## WHAT IS REQUIRED:
Your task is to copy the listing exactly, with the pictures left out.

## EXCERPTED RECORDS:
:::::

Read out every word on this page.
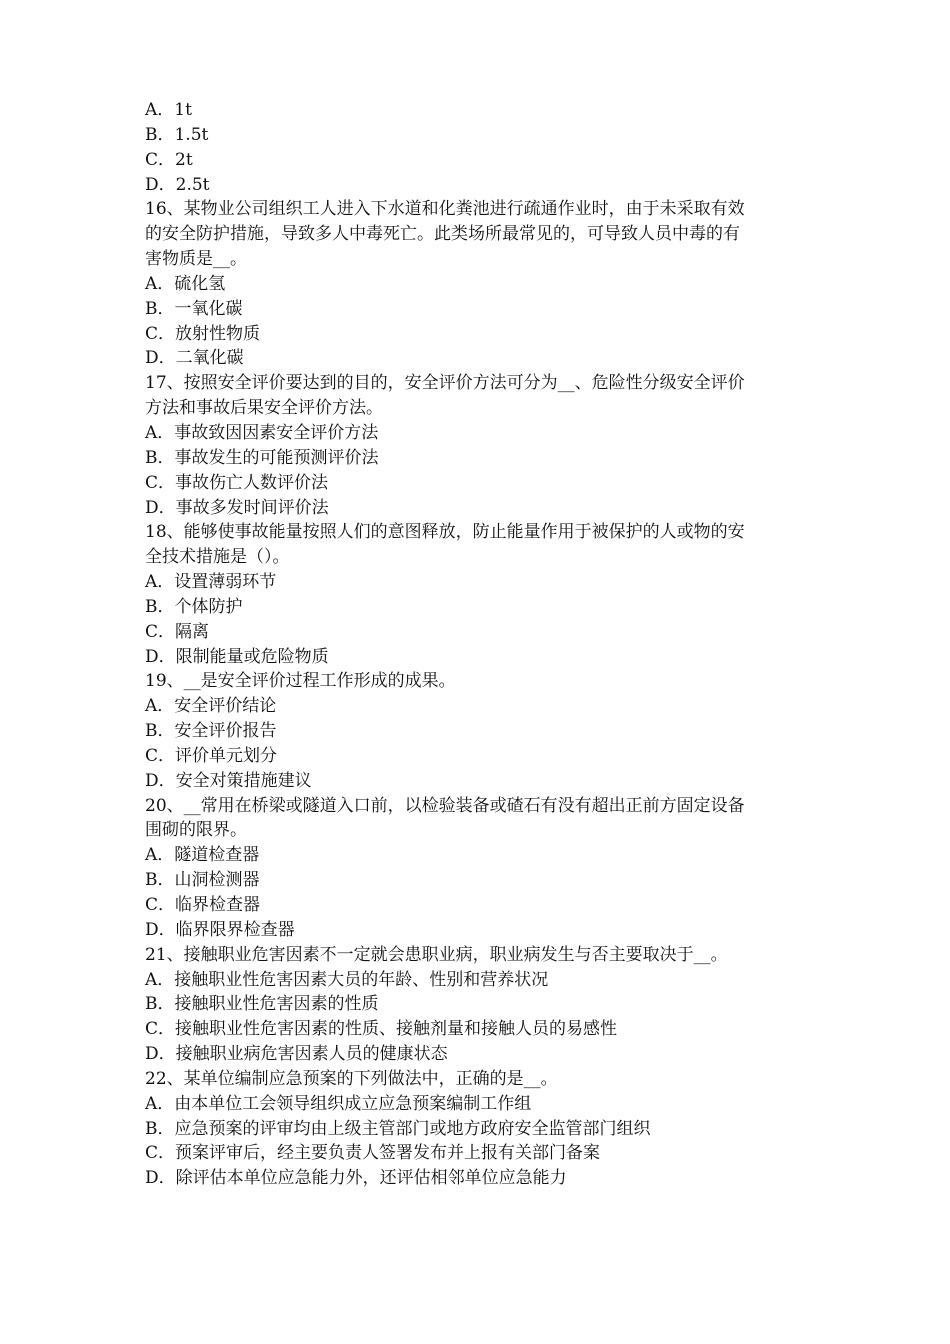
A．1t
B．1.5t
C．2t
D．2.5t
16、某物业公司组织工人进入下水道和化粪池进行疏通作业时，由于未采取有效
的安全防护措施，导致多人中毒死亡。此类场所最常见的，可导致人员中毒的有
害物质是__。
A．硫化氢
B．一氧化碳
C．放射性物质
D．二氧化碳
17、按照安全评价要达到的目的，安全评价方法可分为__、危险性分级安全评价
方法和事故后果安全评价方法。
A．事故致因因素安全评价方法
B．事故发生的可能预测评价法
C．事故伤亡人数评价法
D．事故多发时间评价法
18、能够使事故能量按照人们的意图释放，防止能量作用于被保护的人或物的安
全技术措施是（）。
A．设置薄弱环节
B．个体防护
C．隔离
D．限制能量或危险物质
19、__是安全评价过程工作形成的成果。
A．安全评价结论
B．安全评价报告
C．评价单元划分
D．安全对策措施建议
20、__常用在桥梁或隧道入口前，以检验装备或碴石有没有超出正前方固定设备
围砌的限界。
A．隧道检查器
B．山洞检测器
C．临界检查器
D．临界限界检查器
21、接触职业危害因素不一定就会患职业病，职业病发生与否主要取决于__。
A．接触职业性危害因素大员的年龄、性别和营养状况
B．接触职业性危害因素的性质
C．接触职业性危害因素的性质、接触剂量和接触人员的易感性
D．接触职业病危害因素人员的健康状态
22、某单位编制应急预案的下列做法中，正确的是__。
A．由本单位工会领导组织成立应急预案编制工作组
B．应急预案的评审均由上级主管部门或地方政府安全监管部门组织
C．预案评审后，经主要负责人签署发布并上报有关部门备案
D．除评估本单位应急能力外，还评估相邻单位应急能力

:::::

## SOLUTION TO THIS TASK:
Read out every word on this page.
A．1t
B．1.5t
C．2t
D．2.5t
16、某物业公司组织工人进入下水道和化粪池进行疏通作业时，由于未采取有效
的安全防护措施，导致多人中毒死亡。此类场所最常见的，可导致人员中毒的有
害物质是__。
A．硫化氢
B．一氧化碳
C．放射性物质
D．二氧化碳
17、按照安全评价要达到的目的，安全评价方法可分为__、危险性分级安全评价
方法和事故后果安全评价方法。
A．事故致因因素安全评价方法
B．事故发生的可能预测评价法
C．事故伤亡人数评价法
D．事故多发时间评价法
18、能够使事故能量按照人们的意图释放，防止能量作用于被保护的人或物的安
全技术措施是（）。
A．设置薄弱环节
B．个体防护
C．隔离
D．限制能量或危险物质
19、__是安全评价过程工作形成的成果。
A．安全评价结论
B．安全评价报告
C．评价单元划分
D．安全对策措施建议
20、__常用在桥梁或隧道入口前，以检验装备或碴石有没有超出正前方固定设备
围砌的限界。
A．隧道检查器
B．山洞检测器
C．临界检查器
D．临界限界检查器
21、接触职业危害因素不一定就会患职业病，职业病发生与否主要取决于__。
A．接触职业性危害因素大员的年龄、性别和营养状况
B．接触职业性危害因素的性质
C．接触职业性危害因素的性质、接触剂量和接触人员的易感性
D．接触职业病危害因素人员的健康状态
22、某单位编制应急预案的下列做法中，正确的是__。
A．由本单位工会领导组织成立应急预案编制工作组
B．应急预案的评审均由上级主管部门或地方政府安全监管部门组织
C．预案评审后，经主要负责人签署发布并上报有关部门备案
D．除评估本单位应急能力外，还评估相邻单位应急能力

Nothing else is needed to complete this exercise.